Perdonar hasta setenta veces siete
“¿Cuántas veces tengo que perdonar? ¿Hasta siete veces?”
“No te digo hasta siete veces, sino hasta setenta veces siete.” (cf. Mt 18,21-22)

Hace unos días tuve la oportunidad de visitar Tijuana. Una tarde nos fuimos a la playa para ver la frontera entre Tijuana, México, y San Diego, Estados Unidos. Es un muro de unos 9 metros de altura que se adentra unos 100 metros en el mar para hacer imposible el paso por esta vía. Detrás del muro se ve un alambre de púas y de cuchillas. Luego un espacio libre y otro muro... Detectores de movimiento, iluminación de alta intensidad, constante vigilancia por parte de la policía fronteriza estadounidense...
Al escuchar el Evangelio de este domingo, me viene a la mente esta imagen mencionada. El no saber perdonar es como construir muros y vallas. Es alejarnos cada vez más el uno del otro. Una ofensa que ha construido el primer muro entre dos personas puede dar comienzo a otras medidas todavía más duras de separación. El dolor sufrido se va reavivando con cada recuerdo y nos pone en vela, en una tensión constante por evitar que vuelva a suceder.

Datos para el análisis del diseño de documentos
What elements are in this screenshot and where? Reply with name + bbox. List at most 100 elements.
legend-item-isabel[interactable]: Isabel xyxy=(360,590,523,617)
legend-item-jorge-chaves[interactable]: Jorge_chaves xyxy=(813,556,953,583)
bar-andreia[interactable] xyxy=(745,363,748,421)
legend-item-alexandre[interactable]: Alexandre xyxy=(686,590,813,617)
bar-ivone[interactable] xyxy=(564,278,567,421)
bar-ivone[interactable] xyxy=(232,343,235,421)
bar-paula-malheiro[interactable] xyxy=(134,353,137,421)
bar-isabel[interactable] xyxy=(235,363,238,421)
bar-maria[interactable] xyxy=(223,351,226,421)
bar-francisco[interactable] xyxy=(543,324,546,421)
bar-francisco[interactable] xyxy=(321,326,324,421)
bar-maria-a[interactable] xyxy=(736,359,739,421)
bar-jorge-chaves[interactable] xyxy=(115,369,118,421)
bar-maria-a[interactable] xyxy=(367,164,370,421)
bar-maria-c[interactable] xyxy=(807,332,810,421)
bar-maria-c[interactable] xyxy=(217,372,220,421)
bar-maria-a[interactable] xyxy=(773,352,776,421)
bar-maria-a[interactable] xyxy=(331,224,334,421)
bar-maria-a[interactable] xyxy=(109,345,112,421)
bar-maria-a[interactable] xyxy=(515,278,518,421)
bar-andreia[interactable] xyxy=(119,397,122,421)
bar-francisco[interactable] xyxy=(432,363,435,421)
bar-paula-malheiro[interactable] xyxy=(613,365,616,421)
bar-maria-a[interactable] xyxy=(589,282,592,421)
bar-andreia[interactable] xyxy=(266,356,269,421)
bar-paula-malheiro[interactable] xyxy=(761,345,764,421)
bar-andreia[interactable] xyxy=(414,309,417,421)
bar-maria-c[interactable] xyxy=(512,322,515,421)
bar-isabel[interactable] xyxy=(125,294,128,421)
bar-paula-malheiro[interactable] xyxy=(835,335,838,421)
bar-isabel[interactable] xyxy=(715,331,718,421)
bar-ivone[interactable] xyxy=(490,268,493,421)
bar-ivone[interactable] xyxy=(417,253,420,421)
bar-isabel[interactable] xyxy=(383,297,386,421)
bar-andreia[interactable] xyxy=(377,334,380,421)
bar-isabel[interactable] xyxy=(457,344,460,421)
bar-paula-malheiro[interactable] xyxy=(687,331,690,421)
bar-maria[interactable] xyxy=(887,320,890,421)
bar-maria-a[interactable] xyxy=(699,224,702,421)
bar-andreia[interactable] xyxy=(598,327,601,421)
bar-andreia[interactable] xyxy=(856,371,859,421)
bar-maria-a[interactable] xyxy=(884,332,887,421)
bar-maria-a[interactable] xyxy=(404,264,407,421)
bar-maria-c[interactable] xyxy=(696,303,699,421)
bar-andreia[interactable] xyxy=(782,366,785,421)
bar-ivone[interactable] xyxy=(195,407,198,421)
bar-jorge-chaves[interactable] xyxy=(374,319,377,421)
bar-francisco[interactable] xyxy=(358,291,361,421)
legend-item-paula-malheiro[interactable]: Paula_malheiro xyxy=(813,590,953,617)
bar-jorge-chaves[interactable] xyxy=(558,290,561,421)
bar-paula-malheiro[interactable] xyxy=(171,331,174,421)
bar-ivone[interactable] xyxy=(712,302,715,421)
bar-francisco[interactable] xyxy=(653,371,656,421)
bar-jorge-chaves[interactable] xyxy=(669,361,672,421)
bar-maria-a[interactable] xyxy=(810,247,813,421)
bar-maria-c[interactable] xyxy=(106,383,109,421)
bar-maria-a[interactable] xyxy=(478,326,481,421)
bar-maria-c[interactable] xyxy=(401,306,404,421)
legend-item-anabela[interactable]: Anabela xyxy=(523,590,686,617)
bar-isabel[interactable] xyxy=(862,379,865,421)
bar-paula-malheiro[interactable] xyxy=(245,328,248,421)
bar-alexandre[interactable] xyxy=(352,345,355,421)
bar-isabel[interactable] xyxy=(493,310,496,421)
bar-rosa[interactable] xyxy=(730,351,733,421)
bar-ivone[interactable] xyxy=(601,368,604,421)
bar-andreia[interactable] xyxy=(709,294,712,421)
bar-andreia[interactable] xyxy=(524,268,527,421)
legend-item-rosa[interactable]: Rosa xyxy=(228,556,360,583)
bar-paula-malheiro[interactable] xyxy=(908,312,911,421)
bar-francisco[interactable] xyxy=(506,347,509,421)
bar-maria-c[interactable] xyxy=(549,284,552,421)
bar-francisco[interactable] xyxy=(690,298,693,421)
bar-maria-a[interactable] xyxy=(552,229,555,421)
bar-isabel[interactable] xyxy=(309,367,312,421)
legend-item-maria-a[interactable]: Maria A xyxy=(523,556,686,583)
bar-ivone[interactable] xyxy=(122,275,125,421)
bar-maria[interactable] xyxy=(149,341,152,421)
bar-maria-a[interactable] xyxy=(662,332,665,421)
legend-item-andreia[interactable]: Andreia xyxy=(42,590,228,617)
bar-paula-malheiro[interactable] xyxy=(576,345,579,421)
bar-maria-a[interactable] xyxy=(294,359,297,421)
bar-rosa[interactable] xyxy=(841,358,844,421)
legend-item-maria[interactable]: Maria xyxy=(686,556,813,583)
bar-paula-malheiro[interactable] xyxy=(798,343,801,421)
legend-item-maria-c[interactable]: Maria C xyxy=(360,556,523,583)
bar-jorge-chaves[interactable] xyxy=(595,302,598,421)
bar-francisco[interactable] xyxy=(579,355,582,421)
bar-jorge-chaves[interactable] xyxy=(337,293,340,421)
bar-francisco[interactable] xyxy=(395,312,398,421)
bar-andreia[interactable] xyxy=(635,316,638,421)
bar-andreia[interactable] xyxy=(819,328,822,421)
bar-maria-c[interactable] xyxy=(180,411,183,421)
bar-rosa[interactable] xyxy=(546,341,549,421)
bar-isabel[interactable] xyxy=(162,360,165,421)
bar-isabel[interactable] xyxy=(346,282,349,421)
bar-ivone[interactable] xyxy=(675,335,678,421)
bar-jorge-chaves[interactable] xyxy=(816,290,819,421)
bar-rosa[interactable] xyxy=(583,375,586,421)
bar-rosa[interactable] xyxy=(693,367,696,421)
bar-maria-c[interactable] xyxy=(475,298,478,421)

EXPLORAR EL MATERIAL
(a) Traduce al inglés esta oración del texto sobre el perdón: "El no saber perdonar es como construir muros y vallas."
(b) Copia del texto sobre el perdón el fragmento que comienza en las palabras "Al escuchar el" y termina después de "vuelva a suceder.".

RESPUESTAS NUMERADAS
(a) Not knowing how to forgive is like building walls and fences.

(b)
Al escuchar el Evangelio de este domingo, me viene a la mente esta imagen mencionada. El no saber perdonar es como construir muros y vallas. Es alejarnos cada vez más el uno del otro. Una ofensa que ha construido el primer muro entre dos personas puede dar comienzo a otras medidas todavía más duras de separación. El dolor sufrido se va reavivando con cada recuerdo y nos pone en vela, en una tensión constante por evitar que vuelva a suceder.